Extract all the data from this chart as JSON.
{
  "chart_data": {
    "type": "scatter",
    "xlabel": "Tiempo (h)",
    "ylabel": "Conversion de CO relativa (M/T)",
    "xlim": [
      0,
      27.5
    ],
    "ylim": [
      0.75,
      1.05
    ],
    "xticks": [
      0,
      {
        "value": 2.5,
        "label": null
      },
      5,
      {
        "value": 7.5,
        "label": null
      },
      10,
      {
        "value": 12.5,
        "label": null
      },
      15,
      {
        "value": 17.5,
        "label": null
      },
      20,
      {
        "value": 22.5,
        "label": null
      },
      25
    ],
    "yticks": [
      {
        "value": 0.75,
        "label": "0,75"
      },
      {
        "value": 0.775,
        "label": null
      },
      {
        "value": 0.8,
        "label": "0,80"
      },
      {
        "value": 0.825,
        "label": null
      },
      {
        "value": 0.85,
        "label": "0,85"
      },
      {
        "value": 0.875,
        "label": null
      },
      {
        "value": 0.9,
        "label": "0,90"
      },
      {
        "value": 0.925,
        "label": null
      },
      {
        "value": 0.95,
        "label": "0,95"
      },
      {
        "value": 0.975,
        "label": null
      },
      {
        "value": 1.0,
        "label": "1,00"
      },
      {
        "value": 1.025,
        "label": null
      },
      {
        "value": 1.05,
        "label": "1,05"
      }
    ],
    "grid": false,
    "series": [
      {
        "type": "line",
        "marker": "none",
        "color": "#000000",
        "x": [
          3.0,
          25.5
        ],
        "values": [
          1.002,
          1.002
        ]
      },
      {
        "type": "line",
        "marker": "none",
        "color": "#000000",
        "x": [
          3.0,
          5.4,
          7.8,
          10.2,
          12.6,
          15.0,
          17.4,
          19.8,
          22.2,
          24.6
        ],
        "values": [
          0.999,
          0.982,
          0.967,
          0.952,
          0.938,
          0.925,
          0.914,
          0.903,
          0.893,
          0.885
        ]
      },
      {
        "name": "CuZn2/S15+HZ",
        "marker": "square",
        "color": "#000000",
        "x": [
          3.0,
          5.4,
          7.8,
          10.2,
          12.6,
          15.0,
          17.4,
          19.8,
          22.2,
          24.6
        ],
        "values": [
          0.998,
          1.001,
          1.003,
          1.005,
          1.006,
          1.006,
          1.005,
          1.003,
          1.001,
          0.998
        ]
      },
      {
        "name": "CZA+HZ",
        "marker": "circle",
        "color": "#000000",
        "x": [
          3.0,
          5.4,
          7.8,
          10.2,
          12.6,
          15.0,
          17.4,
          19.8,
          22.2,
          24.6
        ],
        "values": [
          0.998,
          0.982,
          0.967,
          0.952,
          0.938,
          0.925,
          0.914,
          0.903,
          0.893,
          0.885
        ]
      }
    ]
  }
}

# # #

* _Problem to work on_: Your task is to reproduce the whole listing exactly.

* _Response to the task_:
Extract all the data from this chart as JSON.
{
  "chart_data": {
    "type": "scatter",
    "xlabel": "Tiempo (h)",
    "ylabel": "Conversion de CO relativa (M/T)",
    "xlim": [
      0,
      27.5
    ],
    "ylim": [
      0.75,
      1.05
    ],
    "xticks": [
      0,
      {
        "value": 2.5,
        "label": null
      },
      5,
      {
        "value": 7.5,
        "label": null
      },
      10,
      {
        "value": 12.5,
        "label": null
      },
      15,
      {
        "value": 17.5,
        "label": null
      },
      20,
      {
        "value": 22.5,
        "label": null
      },
      25
    ],
    "yticks": [
      {
        "value": 0.75,
        "label": "0,75"
      },
      {
        "value": 0.775,
        "label": null
      },
      {
        "value": 0.8,
        "label": "0,80"
      },
      {
        "value": 0.825,
        "label": null
      },
      {
        "value": 0.85,
        "label": "0,85"
      },
      {
        "value": 0.875,
        "label": null
      },
      {
        "value": 0.9,
        "label": "0,90"
      },
      {
        "value": 0.925,
        "label": null
      },
      {
        "value": 0.95,
        "label": "0,95"
      },
      {
        "value": 0.975,
        "label": null
      },
      {
        "value": 1.0,
        "label": "1,00"
      },
      {
        "value": 1.025,
        "label": null
      },
      {
        "value": 1.05,
        "label": "1,05"
      }
    ],
    "grid": false,
    "series": [
      {
        "type": "line",
        "marker": "none",
        "color": "#000000",
        "x": [
          3.0,
          25.5
        ],
        "values": [
          1.002,
          1.002
        ]
      },
      {
        "type": "line",
        "marker": "none",
        "color": "#000000",
        "x": [
          3.0,
          5.4,
          7.8,
          10.2,
          12.6,
          15.0,
          17.4,
          19.8,
          22.2,
          24.6
        ],
        "values": [
          0.999,
          0.982,
          0.967,
          0.952,
          0.938,
          0.925,
          0.914,
          0.903,
          0.893,
          0.885
        ]
      },
      {
        "name": "CuZn2/S15+HZ",
        "marker": "square",
        "color": "#000000",
        "x": [
          3.0,
          5.4,
          7.8,
          10.2,
          12.6,
          15.0,
          17.4,
          19.8,
          22.2,
          24.6
        ],
        "values": [
          0.998,
          1.001,
          1.003,
          1.005,
          1.006,
          1.006,
          1.005,
          1.003,
          1.001,
          0.998
        ]
      },
      {
        "name": "CZA+HZ",
        "marker": "circle",
        "color": "#000000",
        "x": [
          3.0,
          5.4,
          7.8,
          10.2,
          12.6,
          15.0,
          17.4,
          19.8,
          22.2,
          24.6
        ],
        "values": [
          0.998,
          0.982,
          0.967,
          0.952,
          0.938,
          0.925,
          0.914,
          0.903,
          0.893,
          0.885
        ]
      }
    ]
  }
}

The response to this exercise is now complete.